REQUEST – Each line of the material below that holds the word "personal" needs to be copied.

SOURCE MATERIAL –
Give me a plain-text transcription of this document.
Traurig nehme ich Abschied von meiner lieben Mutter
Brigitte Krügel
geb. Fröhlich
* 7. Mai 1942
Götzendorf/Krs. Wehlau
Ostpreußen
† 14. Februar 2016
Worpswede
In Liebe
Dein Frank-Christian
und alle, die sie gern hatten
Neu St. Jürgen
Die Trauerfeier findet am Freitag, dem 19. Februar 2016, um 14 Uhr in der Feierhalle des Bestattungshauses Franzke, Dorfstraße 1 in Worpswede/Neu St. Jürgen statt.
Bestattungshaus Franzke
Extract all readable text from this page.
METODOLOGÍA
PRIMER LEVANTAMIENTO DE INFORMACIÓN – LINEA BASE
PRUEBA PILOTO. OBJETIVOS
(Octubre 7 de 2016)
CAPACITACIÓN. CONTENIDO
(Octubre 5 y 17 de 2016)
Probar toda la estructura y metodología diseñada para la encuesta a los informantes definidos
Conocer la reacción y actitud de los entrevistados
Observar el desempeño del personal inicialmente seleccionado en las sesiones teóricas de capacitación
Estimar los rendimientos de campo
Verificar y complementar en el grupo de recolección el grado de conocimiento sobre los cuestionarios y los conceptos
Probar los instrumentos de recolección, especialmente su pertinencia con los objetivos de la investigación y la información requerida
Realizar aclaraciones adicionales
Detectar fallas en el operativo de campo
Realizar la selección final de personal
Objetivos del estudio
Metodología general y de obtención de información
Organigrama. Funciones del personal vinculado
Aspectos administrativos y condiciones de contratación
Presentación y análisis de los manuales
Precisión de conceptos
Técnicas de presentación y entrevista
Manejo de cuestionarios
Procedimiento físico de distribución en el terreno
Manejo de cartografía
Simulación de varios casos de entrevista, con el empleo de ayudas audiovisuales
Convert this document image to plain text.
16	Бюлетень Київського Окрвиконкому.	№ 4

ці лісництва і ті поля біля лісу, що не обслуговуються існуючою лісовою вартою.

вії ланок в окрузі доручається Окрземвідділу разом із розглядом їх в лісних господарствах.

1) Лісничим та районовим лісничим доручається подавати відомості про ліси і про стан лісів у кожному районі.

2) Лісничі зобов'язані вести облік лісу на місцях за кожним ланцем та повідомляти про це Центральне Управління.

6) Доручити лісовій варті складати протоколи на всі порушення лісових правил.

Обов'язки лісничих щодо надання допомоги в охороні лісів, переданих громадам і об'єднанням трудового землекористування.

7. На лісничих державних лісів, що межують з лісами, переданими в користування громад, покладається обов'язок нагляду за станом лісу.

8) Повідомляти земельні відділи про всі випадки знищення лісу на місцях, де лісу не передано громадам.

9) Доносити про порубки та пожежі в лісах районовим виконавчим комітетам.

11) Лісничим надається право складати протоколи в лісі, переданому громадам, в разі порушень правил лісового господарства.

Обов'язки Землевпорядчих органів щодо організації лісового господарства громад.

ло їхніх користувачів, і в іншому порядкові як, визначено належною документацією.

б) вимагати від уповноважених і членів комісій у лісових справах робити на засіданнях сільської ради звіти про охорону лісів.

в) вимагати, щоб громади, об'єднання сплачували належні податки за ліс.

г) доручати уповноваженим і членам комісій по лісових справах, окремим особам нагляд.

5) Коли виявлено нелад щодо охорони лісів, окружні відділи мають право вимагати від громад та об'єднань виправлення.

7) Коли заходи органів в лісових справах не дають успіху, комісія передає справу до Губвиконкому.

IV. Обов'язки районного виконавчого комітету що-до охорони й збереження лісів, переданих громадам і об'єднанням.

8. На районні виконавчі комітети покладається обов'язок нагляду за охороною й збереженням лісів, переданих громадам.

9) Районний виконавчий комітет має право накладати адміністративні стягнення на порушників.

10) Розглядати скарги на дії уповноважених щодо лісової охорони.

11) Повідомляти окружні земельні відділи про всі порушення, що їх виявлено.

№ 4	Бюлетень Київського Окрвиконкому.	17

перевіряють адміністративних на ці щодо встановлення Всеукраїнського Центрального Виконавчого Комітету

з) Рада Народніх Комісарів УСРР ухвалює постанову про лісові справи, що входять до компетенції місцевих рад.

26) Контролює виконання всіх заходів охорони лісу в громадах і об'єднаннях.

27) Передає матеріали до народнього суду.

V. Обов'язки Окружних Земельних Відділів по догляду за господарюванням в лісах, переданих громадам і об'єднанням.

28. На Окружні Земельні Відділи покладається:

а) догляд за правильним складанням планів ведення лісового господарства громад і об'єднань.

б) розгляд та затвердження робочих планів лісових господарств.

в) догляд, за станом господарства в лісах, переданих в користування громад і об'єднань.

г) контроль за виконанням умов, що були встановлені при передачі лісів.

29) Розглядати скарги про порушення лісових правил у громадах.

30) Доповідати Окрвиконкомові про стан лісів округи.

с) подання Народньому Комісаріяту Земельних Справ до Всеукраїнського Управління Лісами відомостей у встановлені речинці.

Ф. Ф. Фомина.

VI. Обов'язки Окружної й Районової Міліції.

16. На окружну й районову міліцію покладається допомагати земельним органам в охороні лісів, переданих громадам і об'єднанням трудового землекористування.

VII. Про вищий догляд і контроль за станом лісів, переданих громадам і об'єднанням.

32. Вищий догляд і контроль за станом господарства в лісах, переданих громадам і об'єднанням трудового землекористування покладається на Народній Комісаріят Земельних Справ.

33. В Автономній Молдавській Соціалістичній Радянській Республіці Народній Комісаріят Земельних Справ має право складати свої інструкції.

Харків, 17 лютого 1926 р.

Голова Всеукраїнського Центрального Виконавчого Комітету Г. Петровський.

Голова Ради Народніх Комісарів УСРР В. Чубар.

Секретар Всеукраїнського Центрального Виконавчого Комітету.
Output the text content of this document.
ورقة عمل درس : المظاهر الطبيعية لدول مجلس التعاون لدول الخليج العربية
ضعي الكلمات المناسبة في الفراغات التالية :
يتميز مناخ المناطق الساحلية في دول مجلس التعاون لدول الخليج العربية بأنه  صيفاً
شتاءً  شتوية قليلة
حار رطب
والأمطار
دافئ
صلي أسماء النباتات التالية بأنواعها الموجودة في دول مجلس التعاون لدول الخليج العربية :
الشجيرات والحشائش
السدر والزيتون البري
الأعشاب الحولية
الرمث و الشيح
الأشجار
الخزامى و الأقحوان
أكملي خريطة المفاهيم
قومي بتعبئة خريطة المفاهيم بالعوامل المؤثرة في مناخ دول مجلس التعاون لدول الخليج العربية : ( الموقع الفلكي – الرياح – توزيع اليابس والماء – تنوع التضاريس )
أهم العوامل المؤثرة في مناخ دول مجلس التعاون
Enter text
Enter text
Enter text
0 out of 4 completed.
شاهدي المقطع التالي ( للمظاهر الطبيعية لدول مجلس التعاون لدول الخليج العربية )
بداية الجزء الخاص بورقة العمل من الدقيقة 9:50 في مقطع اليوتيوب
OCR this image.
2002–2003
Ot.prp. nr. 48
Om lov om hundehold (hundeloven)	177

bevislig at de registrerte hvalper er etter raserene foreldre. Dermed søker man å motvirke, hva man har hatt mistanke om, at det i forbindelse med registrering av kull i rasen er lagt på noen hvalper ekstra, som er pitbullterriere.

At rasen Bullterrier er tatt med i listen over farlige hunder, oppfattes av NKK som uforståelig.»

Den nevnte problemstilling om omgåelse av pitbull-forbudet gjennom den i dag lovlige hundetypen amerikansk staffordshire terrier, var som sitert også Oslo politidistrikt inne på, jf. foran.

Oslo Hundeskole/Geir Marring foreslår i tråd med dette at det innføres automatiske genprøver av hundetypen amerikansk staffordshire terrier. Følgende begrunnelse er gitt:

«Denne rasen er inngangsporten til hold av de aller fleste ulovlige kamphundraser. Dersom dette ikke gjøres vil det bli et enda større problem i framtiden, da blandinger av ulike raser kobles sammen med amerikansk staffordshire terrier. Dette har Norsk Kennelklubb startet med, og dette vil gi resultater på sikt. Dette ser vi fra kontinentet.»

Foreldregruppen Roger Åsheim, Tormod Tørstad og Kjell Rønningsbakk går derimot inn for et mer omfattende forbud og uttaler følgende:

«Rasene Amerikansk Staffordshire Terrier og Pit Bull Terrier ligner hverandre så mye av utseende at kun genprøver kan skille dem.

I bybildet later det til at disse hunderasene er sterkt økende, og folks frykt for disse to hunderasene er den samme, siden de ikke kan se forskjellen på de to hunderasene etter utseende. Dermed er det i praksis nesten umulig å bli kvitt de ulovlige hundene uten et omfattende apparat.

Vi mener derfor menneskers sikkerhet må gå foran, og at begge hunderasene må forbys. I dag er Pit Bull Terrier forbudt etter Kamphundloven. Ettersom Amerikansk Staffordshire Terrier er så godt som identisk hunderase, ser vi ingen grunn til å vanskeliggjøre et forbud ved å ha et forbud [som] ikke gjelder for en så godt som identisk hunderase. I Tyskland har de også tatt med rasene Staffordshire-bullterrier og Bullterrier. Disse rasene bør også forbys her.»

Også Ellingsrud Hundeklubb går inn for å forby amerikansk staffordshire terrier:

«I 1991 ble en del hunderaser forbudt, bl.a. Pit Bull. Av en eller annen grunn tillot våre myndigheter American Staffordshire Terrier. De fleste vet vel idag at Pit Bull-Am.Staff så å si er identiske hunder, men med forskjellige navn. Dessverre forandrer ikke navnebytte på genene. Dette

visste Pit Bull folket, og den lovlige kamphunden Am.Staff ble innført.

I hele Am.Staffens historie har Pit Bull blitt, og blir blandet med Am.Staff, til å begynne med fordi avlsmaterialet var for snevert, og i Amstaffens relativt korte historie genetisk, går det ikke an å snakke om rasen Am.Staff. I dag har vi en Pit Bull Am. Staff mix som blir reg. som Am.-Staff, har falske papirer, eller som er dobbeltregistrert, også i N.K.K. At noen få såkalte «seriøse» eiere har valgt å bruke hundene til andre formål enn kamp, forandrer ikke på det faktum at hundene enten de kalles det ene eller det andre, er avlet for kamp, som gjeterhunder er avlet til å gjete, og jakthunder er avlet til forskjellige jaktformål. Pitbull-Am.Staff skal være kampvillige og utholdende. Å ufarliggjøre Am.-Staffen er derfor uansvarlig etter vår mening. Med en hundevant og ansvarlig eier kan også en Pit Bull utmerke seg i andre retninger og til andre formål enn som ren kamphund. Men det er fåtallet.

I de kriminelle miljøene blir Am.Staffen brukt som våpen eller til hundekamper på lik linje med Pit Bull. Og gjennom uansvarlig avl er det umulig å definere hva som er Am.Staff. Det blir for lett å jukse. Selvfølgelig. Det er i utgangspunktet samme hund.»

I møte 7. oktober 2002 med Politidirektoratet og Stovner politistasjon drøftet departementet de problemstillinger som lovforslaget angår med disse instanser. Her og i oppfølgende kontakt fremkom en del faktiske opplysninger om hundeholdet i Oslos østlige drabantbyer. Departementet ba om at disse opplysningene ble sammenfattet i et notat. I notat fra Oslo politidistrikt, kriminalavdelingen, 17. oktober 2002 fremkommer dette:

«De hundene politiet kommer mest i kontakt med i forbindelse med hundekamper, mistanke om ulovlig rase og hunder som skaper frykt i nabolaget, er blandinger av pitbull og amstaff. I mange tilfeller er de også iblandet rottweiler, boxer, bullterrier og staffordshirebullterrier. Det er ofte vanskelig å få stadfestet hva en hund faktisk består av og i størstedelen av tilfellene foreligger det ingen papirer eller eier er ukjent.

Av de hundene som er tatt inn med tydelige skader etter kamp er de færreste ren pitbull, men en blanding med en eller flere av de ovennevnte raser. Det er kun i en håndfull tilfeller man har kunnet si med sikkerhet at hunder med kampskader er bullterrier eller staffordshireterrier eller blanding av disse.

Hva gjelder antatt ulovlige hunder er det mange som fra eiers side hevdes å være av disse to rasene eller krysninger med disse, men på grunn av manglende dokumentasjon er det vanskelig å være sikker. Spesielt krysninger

COMPLETED TASK –
Observar el desempeño del personal inicialmente seleccionado en las sesiones teóricas de capacitación
Realizar la selección final de personal
Organigrama. Funciones del personal vinculado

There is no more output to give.